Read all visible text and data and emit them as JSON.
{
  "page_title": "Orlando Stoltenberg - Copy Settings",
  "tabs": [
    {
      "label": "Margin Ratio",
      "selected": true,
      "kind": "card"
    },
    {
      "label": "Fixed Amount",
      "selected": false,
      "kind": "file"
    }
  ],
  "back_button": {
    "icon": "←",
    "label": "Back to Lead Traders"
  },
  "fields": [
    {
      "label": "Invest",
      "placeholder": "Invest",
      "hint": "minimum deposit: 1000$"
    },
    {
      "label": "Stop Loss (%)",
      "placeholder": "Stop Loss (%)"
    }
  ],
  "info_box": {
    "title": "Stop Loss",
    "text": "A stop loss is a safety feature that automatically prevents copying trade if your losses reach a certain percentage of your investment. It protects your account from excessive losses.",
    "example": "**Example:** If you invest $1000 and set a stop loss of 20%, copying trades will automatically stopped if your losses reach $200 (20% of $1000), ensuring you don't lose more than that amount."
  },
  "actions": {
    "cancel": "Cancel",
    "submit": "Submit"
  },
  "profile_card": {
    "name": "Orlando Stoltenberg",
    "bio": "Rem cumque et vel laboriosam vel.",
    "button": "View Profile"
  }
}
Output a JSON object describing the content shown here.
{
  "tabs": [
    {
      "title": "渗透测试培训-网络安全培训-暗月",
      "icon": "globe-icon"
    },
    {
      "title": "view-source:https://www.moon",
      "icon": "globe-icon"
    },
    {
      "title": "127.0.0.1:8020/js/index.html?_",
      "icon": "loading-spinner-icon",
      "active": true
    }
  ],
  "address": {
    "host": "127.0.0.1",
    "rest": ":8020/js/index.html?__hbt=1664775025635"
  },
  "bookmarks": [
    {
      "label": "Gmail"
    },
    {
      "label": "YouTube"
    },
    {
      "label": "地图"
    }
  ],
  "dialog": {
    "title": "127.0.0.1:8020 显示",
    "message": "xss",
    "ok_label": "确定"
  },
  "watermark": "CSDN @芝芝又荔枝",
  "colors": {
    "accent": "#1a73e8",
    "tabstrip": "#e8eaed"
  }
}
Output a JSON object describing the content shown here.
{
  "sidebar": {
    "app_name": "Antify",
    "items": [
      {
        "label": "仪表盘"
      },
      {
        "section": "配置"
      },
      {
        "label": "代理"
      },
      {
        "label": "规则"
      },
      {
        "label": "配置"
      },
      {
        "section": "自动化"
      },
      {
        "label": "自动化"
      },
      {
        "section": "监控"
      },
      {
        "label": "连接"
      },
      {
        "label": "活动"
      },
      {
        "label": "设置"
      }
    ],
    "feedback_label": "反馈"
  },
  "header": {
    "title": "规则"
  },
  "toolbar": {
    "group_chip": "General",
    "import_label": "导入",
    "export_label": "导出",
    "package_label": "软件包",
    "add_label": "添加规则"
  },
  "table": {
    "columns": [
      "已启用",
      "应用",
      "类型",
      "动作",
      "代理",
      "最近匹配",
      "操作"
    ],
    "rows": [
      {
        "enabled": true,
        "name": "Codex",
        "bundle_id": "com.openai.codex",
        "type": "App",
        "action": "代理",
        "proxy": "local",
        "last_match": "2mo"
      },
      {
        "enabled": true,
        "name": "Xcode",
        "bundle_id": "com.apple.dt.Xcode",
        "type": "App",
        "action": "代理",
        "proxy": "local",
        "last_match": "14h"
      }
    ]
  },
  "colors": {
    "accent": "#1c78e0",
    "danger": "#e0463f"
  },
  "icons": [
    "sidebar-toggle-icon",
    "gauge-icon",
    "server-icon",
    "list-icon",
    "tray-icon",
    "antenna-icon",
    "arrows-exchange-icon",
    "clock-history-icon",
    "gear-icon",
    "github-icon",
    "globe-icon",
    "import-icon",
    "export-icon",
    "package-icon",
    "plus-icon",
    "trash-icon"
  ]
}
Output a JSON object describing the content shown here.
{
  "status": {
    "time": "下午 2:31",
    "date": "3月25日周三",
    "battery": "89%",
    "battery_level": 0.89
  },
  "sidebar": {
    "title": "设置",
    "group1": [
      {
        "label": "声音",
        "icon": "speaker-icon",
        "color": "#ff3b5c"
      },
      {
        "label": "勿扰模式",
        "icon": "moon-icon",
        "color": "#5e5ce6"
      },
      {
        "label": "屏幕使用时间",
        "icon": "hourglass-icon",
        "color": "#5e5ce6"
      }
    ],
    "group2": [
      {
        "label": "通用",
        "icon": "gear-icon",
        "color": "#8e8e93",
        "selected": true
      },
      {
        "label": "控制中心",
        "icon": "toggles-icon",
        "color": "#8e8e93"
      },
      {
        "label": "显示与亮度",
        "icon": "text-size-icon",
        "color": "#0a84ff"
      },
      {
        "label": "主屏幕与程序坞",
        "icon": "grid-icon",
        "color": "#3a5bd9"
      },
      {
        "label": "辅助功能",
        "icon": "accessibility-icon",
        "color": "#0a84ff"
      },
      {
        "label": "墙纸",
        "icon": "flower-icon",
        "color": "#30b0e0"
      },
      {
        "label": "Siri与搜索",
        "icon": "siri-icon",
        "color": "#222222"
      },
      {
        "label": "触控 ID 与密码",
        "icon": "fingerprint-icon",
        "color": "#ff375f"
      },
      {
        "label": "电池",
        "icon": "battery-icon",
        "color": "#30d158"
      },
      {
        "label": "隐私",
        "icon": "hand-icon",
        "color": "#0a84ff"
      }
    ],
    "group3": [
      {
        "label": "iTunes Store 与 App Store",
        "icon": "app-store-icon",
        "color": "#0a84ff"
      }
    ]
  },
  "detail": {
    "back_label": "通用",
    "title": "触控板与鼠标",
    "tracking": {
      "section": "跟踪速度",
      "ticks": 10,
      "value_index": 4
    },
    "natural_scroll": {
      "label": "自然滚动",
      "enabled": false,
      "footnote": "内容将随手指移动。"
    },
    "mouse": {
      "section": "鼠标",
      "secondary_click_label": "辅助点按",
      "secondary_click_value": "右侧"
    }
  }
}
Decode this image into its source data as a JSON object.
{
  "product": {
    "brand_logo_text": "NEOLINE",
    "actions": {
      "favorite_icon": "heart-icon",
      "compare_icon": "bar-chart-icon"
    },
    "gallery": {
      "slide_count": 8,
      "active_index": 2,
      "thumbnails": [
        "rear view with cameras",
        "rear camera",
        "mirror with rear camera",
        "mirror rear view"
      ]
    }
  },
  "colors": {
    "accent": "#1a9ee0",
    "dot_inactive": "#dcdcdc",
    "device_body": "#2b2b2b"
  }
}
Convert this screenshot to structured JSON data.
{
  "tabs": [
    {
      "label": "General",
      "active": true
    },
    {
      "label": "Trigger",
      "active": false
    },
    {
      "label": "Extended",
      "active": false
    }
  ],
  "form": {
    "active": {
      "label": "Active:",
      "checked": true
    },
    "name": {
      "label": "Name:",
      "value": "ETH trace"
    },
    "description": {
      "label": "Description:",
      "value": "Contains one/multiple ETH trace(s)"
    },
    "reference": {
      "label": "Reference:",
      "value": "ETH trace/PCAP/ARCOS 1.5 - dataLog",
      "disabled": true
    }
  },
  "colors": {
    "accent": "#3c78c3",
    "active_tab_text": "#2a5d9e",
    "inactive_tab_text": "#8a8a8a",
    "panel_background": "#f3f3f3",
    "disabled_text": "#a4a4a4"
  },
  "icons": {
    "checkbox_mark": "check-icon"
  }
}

^^^^^^^^^^^^^^^^

Objective
Report the number of lines in the listing that include the string "copying"; give nothing but the number.

Answer for the task
2